**Task details**
Reproduce the entries word for word, and omit any picture you find in them.

**Listing**
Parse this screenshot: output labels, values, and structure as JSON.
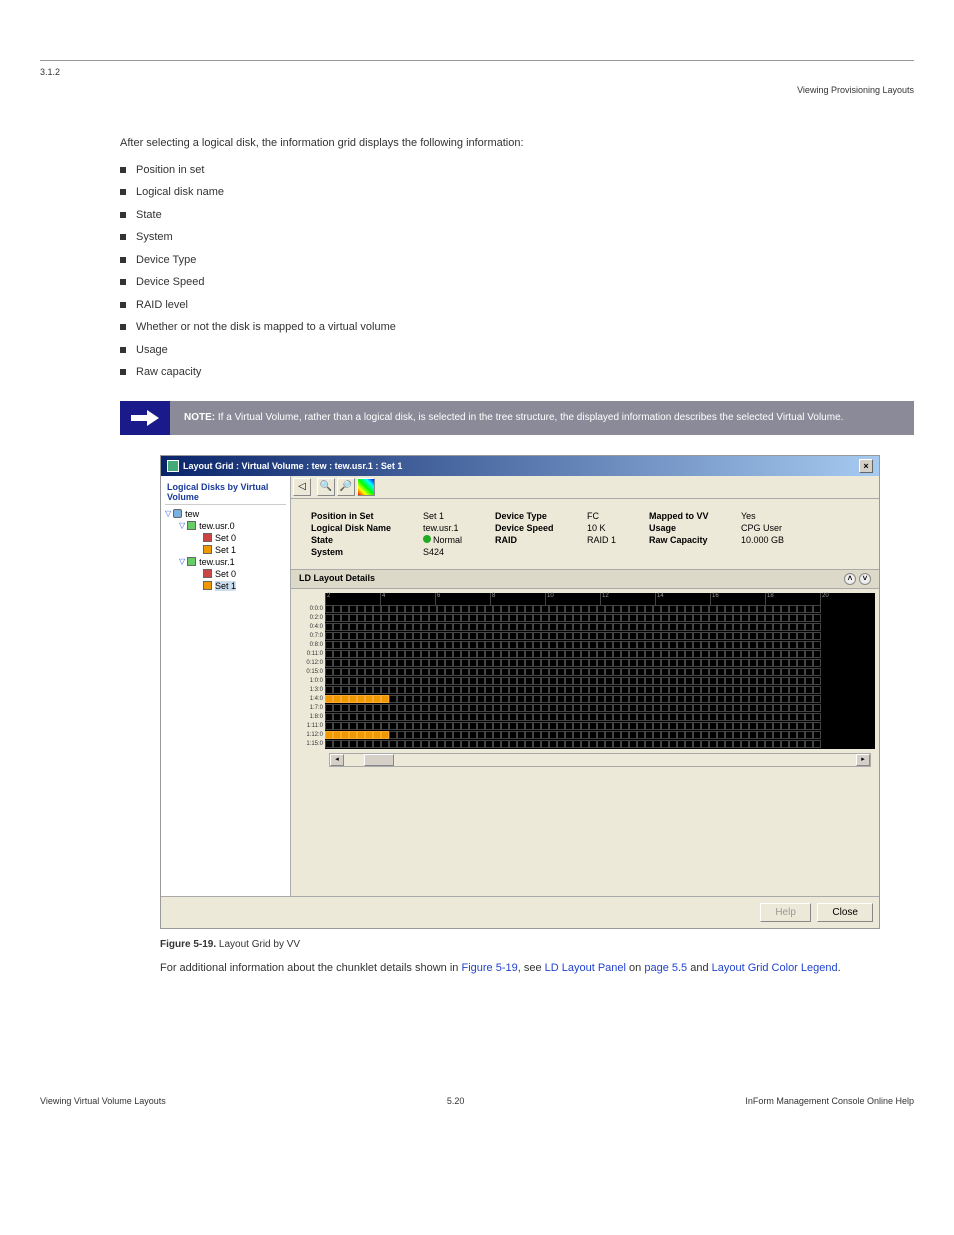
{
  "header": {
    "doc_id": "3.1.2",
    "chapter": "Viewing Provisioning Layouts",
    "section_num": "5.20"
  },
  "intro": "After selecting a logical disk, the information grid displays the following information:",
  "bullets": [
    "Position in set",
    "Logical disk name",
    "State",
    "System",
    "Device Type",
    "Device Speed",
    "RAID level",
    "Whether or not the disk is mapped to a virtual volume",
    "Usage",
    "Raw capacity"
  ],
  "note": {
    "label": "NOTE:",
    "text": "If a Virtual Volume, rather than a logical disk, is selected in the tree structure, the displayed information describes the selected Virtual Volume."
  },
  "window": {
    "title": "Layout Grid : Virtual Volume : tew : tew.usr.1 : Set 1",
    "tree_title": "Logical Disks by Virtual Volume",
    "tree": {
      "root": "tew",
      "vol0": "tew.usr.0",
      "vol0_set0": "Set 0",
      "vol0_set1": "Set 1",
      "vol1": "tew.usr.1",
      "vol1_set0": "Set 0",
      "vol1_set1": "Set 1"
    },
    "info": {
      "pos_lbl": "Position in Set",
      "pos_val": "Set 1",
      "ldn_lbl": "Logical Disk Name",
      "ldn_val": "tew.usr.1",
      "state_lbl": "State",
      "state_val": "Normal",
      "sys_lbl": "System",
      "sys_val": "S424",
      "dtype_lbl": "Device Type",
      "dtype_val": "FC",
      "dspeed_lbl": "Device Speed",
      "dspeed_val": "10 K",
      "raid_lbl": "RAID",
      "raid_val": "RAID 1",
      "map_lbl": "Mapped to VV",
      "map_val": "Yes",
      "usage_lbl": "Usage",
      "usage_val": "CPG User",
      "rcap_lbl": "Raw Capacity",
      "rcap_val": "10.000 GB"
    },
    "ld_section": "LD Layout Details",
    "col_headers": [
      "2",
      "4",
      "6",
      "8",
      "10",
      "12",
      "14",
      "16",
      "18",
      "20"
    ],
    "rows": [
      {
        "label": "0:0:0",
        "orange": []
      },
      {
        "label": "0:2:0",
        "orange": []
      },
      {
        "label": "0:4:0",
        "orange": []
      },
      {
        "label": "0:7:0",
        "orange": []
      },
      {
        "label": "0:8:0",
        "orange": []
      },
      {
        "label": "0:11:0",
        "orange": []
      },
      {
        "label": "0:12:0",
        "orange": []
      },
      {
        "label": "0:15:0",
        "orange": []
      },
      {
        "label": "1:0:0",
        "orange": []
      },
      {
        "label": "1:3:0",
        "orange": []
      },
      {
        "label": "1:4:0",
        "orange": [
          0,
          1,
          2,
          3,
          4,
          5,
          6,
          7
        ]
      },
      {
        "label": "1:7:0",
        "orange": []
      },
      {
        "label": "1:8:0",
        "orange": []
      },
      {
        "label": "1:11:0",
        "orange": []
      },
      {
        "label": "1:12:0",
        "orange": [
          0,
          1,
          2,
          3,
          4,
          5,
          6,
          7
        ]
      },
      {
        "label": "1:15:0",
        "orange": []
      }
    ],
    "cols_per_row": 62,
    "help_btn": "Help",
    "close_btn": "Close"
  },
  "figure": {
    "num": "Figure 5-19.",
    "title": "Layout Grid by VV"
  },
  "caption_text": {
    "p1a": "For additional information about the chunklet details shown in ",
    "p1b": "Figure 5-19",
    "p1c": ", see ",
    "p1d": "LD Layout Panel",
    "p1e": " on ",
    "p1f": "page 5.5",
    "p1g": " and ",
    "p1h": "Layout Grid Color Legend",
    "p1i": "."
  },
  "footer": {
    "left": "Viewing Virtual Volume Layouts",
    "right": "InForm Management Console Online Help"
  }
}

**Result for this task**
Parse this screenshot: output labels, values, and structure as JSON.
{
  "header": {
    "doc_id": "3.1.2",
    "chapter": "Viewing Provisioning Layouts",
    "section_num": "5.20"
  },
  "intro": "After selecting a logical disk, the information grid displays the following information:",
  "bullets": [
    "Position in set",
    "Logical disk name",
    "State",
    "System",
    "Device Type",
    "Device Speed",
    "RAID level",
    "Whether or not the disk is mapped to a virtual volume",
    "Usage",
    "Raw capacity"
  ],
  "note": {
    "label": "NOTE:",
    "text": "If a Virtual Volume, rather than a logical disk, is selected in the tree structure, the displayed information describes the selected Virtual Volume."
  },
  "window": {
    "title": "Layout Grid : Virtual Volume : tew : tew.usr.1 : Set 1",
    "tree_title": "Logical Disks by Virtual Volume",
    "tree": {
      "root": "tew",
      "vol0": "tew.usr.0",
      "vol0_set0": "Set 0",
      "vol0_set1": "Set 1",
      "vol1": "tew.usr.1",
      "vol1_set0": "Set 0",
      "vol1_set1": "Set 1"
    },
    "info": {
      "pos_lbl": "Position in Set",
      "pos_val": "Set 1",
      "ldn_lbl": "Logical Disk Name",
      "ldn_val": "tew.usr.1",
      "state_lbl": "State",
      "state_val": "Normal",
      "sys_lbl": "System",
      "sys_val": "S424",
      "dtype_lbl": "Device Type",
      "dtype_val": "FC",
      "dspeed_lbl": "Device Speed",
      "dspeed_val": "10 K",
      "raid_lbl": "RAID",
      "raid_val": "RAID 1",
      "map_lbl": "Mapped to VV",
      "map_val": "Yes",
      "usage_lbl": "Usage",
      "usage_val": "CPG User",
      "rcap_lbl": "Raw Capacity",
      "rcap_val": "10.000 GB"
    },
    "ld_section": "LD Layout Details",
    "col_headers": [
      "2",
      "4",
      "6",
      "8",
      "10",
      "12",
      "14",
      "16",
      "18",
      "20"
    ],
    "rows": [
      {
        "label": "0:0:0",
        "orange": []
      },
      {
        "label": "0:2:0",
        "orange": []
      },
      {
        "label": "0:4:0",
        "orange": []
      },
      {
        "label": "0:7:0",
        "orange": []
      },
      {
        "label": "0:8:0",
        "orange": []
      },
      {
        "label": "0:11:0",
        "orange": []
      },
      {
        "label": "0:12:0",
        "orange": []
      },
      {
        "label": "0:15:0",
        "orange": []
      },
      {
        "label": "1:0:0",
        "orange": []
      },
      {
        "label": "1:3:0",
        "orange": []
      },
      {
        "label": "1:4:0",
        "orange": [
          0,
          1,
          2,
          3,
          4,
          5,
          6,
          7
        ]
      },
      {
        "label": "1:7:0",
        "orange": []
      },
      {
        "label": "1:8:0",
        "orange": []
      },
      {
        "label": "1:11:0",
        "orange": []
      },
      {
        "label": "1:12:0",
        "orange": [
          0,
          1,
          2,
          3,
          4,
          5,
          6,
          7
        ]
      },
      {
        "label": "1:15:0",
        "orange": []
      }
    ],
    "cols_per_row": 62,
    "help_btn": "Help",
    "close_btn": "Close"
  },
  "figure": {
    "num": "Figure 5-19.",
    "title": "Layout Grid by VV"
  },
  "caption_text": {
    "p1a": "For additional information about the chunklet details shown in ",
    "p1b": "Figure 5-19",
    "p1c": ", see ",
    "p1d": "LD Layout Panel",
    "p1e": " on ",
    "p1f": "page 5.5",
    "p1g": " and ",
    "p1h": "Layout Grid Color Legend",
    "p1i": "."
  },
  "footer": {
    "left": "Viewing Virtual Volume Layouts",
    "right": "InForm Management Console Online Help"
  }
}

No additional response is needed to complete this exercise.